Task directions —
The entries below should be transcribed in their entirety, exactly as written.

[Data records]
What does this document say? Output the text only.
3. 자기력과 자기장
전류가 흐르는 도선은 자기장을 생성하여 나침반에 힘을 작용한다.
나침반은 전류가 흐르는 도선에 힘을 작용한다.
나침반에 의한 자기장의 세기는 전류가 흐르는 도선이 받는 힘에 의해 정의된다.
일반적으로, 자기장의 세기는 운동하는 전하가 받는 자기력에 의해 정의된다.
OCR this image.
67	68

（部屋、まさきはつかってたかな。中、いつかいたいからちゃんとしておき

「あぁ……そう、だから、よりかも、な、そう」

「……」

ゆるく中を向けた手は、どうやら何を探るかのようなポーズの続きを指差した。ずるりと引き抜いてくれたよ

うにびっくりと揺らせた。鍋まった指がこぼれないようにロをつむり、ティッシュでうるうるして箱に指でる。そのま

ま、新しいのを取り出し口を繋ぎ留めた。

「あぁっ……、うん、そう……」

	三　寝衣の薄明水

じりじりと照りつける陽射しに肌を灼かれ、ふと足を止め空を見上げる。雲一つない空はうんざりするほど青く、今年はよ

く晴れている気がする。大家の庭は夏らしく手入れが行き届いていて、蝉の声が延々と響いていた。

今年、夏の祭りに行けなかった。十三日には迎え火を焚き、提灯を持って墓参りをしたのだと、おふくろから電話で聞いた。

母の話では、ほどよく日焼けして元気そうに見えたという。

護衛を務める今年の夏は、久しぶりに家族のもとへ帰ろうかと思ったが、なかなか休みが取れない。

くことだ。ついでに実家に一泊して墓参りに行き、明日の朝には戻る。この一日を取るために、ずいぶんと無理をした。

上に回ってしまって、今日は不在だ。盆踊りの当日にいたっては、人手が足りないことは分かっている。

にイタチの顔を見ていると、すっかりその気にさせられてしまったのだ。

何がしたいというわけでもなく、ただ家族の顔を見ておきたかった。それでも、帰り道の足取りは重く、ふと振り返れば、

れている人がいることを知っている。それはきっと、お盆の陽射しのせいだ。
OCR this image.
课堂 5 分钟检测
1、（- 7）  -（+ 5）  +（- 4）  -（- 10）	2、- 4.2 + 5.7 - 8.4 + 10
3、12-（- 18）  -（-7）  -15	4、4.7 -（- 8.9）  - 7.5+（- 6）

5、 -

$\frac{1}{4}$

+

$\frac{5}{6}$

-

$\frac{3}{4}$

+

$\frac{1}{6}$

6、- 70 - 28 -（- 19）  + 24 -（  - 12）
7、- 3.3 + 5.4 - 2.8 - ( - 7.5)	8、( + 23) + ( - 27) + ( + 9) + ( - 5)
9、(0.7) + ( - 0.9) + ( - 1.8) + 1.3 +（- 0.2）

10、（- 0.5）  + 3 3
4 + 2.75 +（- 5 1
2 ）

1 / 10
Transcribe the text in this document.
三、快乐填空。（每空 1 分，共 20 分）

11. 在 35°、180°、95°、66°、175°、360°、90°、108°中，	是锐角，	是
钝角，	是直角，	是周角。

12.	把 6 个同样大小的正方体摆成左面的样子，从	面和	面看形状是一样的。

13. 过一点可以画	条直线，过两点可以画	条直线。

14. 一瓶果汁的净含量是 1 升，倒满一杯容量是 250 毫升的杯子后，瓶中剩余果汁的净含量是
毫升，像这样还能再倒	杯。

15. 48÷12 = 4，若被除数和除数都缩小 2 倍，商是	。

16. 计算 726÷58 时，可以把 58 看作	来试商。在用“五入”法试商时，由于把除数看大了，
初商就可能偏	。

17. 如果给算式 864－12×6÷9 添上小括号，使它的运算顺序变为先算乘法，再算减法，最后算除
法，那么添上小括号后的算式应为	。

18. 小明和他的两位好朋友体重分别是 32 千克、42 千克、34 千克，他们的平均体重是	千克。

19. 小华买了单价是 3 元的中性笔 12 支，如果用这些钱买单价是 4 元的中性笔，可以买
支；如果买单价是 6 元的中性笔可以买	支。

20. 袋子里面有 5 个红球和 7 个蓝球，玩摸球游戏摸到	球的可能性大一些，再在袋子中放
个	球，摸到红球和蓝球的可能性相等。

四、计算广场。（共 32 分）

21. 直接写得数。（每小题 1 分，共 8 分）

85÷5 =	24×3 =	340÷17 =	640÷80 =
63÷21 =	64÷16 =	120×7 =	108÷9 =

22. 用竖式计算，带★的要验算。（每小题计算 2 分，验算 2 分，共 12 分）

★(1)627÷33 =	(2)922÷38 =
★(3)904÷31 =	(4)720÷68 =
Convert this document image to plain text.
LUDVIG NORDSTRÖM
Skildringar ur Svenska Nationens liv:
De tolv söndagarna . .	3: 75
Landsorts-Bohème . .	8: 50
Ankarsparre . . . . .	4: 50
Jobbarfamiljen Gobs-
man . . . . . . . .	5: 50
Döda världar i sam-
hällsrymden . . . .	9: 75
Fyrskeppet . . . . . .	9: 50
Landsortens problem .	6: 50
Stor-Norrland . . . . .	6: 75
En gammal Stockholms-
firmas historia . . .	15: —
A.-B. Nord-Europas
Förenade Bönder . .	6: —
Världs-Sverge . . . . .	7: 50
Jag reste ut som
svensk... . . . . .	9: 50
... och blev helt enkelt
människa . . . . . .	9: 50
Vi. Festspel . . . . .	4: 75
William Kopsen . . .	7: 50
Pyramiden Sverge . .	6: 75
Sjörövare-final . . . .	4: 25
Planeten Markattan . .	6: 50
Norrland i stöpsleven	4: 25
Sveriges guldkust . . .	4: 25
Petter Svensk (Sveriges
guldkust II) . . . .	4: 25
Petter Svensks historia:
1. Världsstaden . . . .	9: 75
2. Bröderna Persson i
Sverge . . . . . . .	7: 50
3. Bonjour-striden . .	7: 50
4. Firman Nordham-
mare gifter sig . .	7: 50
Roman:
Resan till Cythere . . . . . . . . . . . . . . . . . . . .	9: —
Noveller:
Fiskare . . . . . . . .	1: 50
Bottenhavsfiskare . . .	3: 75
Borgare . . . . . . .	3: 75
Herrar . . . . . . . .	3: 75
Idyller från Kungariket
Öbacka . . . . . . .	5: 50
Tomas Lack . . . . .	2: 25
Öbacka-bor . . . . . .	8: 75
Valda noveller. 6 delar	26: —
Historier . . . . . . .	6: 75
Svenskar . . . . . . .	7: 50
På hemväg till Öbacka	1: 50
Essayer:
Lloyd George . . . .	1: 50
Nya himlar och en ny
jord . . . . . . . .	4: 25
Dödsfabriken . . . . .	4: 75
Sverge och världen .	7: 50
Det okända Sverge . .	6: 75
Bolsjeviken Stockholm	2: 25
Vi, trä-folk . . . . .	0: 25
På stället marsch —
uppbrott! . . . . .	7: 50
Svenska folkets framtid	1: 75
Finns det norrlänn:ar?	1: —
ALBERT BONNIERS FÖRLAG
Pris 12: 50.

Exercise solution —
What does this document say? Output the text only.
3. 자기력과 자기장
전류가 흐르는 도선은 자기장을 생성하여 나침반에 힘을 작용한다.
나침반은 전류가 흐르는 도선에 힘을 작용한다.
나침반에 의한 자기장의 세기는 전류가 흐르는 도선이 받는 힘에 의해 정의된다.
일반적으로, 자기장의 세기는 운동하는 전하가 받는 자기력에 의해 정의된다.
OCR this image.
67	68

（部屋、まさきはつかってたかな。中、いつかいたいからちゃんとしておき

「あぁ……そう、だから、よりかも、な、そう」

「……」

ゆるく中を向けた手は、どうやら何を探るかのようなポーズの続きを指差した。ずるりと引き抜いてくれたよ

うにびっくりと揺らせた。鍋まった指がこぼれないようにロをつむり、ティッシュでうるうるして箱に指でる。そのま

ま、新しいのを取り出し口を繋ぎ留めた。

「あぁっ……、うん、そう……」

	三　寝衣の薄明水

じりじりと照りつける陽射しに肌を灼かれ、ふと足を止め空を見上げる。雲一つない空はうんざりするほど青く、今年はよ

く晴れている気がする。大家の庭は夏らしく手入れが行き届いていて、蝉の声が延々と響いていた。

今年、夏の祭りに行けなかった。十三日には迎え火を焚き、提灯を持って墓参りをしたのだと、おふくろから電話で聞いた。

母の話では、ほどよく日焼けして元気そうに見えたという。

護衛を務める今年の夏は、久しぶりに家族のもとへ帰ろうかと思ったが、なかなか休みが取れない。

くことだ。ついでに実家に一泊して墓参りに行き、明日の朝には戻る。この一日を取るために、ずいぶんと無理をした。

上に回ってしまって、今日は不在だ。盆踊りの当日にいたっては、人手が足りないことは分かっている。

にイタチの顔を見ていると、すっかりその気にさせられてしまったのだ。

何がしたいというわけでもなく、ただ家族の顔を見ておきたかった。それでも、帰り道の足取りは重く、ふと振り返れば、

れている人がいることを知っている。それはきっと、お盆の陽射しのせいだ。
OCR this image.
课堂 5 分钟检测
1、（- 7）  -（+ 5）  +（- 4）  -（- 10）	2、- 4.2 + 5.7 - 8.4 + 10
3、12-（- 18）  -（-7）  -15	4、4.7 -（- 8.9）  - 7.5+（- 6）

5、 -

$\frac{1}{4}$

+

$\frac{5}{6}$

-

$\frac{3}{4}$

+

$\frac{1}{6}$

6、- 70 - 28 -（- 19）  + 24 -（  - 12）
7、- 3.3 + 5.4 - 2.8 - ( - 7.5)	8、( + 23) + ( - 27) + ( + 9) + ( - 5)
9、(0.7) + ( - 0.9) + ( - 1.8) + 1.3 +（- 0.2）

10、（- 0.5）  + 3 3
4 + 2.75 +（- 5 1
2 ）

1 / 10
Transcribe the text in this document.
三、快乐填空。（每空 1 分，共 20 分）

11. 在 35°、180°、95°、66°、175°、360°、90°、108°中，	是锐角，	是
钝角，	是直角，	是周角。

12.	把 6 个同样大小的正方体摆成左面的样子，从	面和	面看形状是一样的。

13. 过一点可以画	条直线，过两点可以画	条直线。

14. 一瓶果汁的净含量是 1 升，倒满一杯容量是 250 毫升的杯子后，瓶中剩余果汁的净含量是
毫升，像这样还能再倒	杯。

15. 48÷12 = 4，若被除数和除数都缩小 2 倍，商是	。

16. 计算 726÷58 时，可以把 58 看作	来试商。在用“五入”法试商时，由于把除数看大了，
初商就可能偏	。

17. 如果给算式 864－12×6÷9 添上小括号，使它的运算顺序变为先算乘法，再算减法，最后算除
法，那么添上小括号后的算式应为	。

18. 小明和他的两位好朋友体重分别是 32 千克、42 千克、34 千克，他们的平均体重是	千克。

19. 小华买了单价是 3 元的中性笔 12 支，如果用这些钱买单价是 4 元的中性笔，可以买
支；如果买单价是 6 元的中性笔可以买	支。

20. 袋子里面有 5 个红球和 7 个蓝球，玩摸球游戏摸到	球的可能性大一些，再在袋子中放
个	球，摸到红球和蓝球的可能性相等。

四、计算广场。（共 32 分）

21. 直接写得数。（每小题 1 分，共 8 分）

85÷5 =	24×3 =	340÷17 =	640÷80 =
63÷21 =	64÷16 =	120×7 =	108÷9 =

22. 用竖式计算，带★的要验算。（每小题计算 2 分，验算 2 分，共 12 分）

★(1)627÷33 =	(2)922÷38 =
★(3)904÷31 =	(4)720÷68 =
Convert this document image to plain text.
LUDVIG NORDSTRÖM
Skildringar ur Svenska Nationens liv:
De tolv söndagarna . .	3: 75
Landsorts-Bohème . .	8: 50
Ankarsparre . . . . .	4: 50
Jobbarfamiljen Gobs-
man . . . . . . . .	5: 50
Döda världar i sam-
hällsrymden . . . .	9: 75
Fyrskeppet . . . . . .	9: 50
Landsortens problem .	6: 50
Stor-Norrland . . . . .	6: 75
En gammal Stockholms-
firmas historia . . .	15: —
A.-B. Nord-Europas
Förenade Bönder . .	6: —
Världs-Sverge . . . . .	7: 50
Jag reste ut som
svensk... . . . . .	9: 50
... och blev helt enkelt
människa . . . . . .	9: 50
Vi. Festspel . . . . .	4: 75
William Kopsen . . .	7: 50
Pyramiden Sverge . .	6: 75
Sjörövare-final . . . .	4: 25
Planeten Markattan . .	6: 50
Norrland i stöpsleven	4: 25
Sveriges guldkust . . .	4: 25
Petter Svensk (Sveriges
guldkust II) . . . .	4: 25
Petter Svensks historia:
1. Världsstaden . . . .	9: 75
2. Bröderna Persson i
Sverge . . . . . . .	7: 50
3. Bonjour-striden . .	7: 50
4. Firman Nordham-
mare gifter sig . .	7: 50
Roman:
Resan till Cythere . . . . . . . . . . . . . . . . . . . .	9: —
Noveller:
Fiskare . . . . . . . .	1: 50
Bottenhavsfiskare . . .	3: 75
Borgare . . . . . . .	3: 75
Herrar . . . . . . . .	3: 75
Idyller från Kungariket
Öbacka . . . . . . .	5: 50
Tomas Lack . . . . .	2: 25
Öbacka-bor . . . . . .	8: 75
Valda noveller. 6 delar	26: —
Historier . . . . . . .	6: 75
Svenskar . . . . . . .	7: 50
På hemväg till Öbacka	1: 50
Essayer:
Lloyd George . . . .	1: 50
Nya himlar och en ny
jord . . . . . . . .	4: 25
Dödsfabriken . . . . .	4: 75
Sverge och världen .	7: 50
Det okända Sverge . .	6: 75
Bolsjeviken Stockholm	2: 25
Vi, trä-folk . . . . .	0: 25
På stället marsch —
uppbrott! . . . . .	7: 50
Svenska folkets framtid	1: 75
Finns det norrlänn:ar?	1: —
ALBERT BONNIERS FÖRLAG
Pris 12: 50.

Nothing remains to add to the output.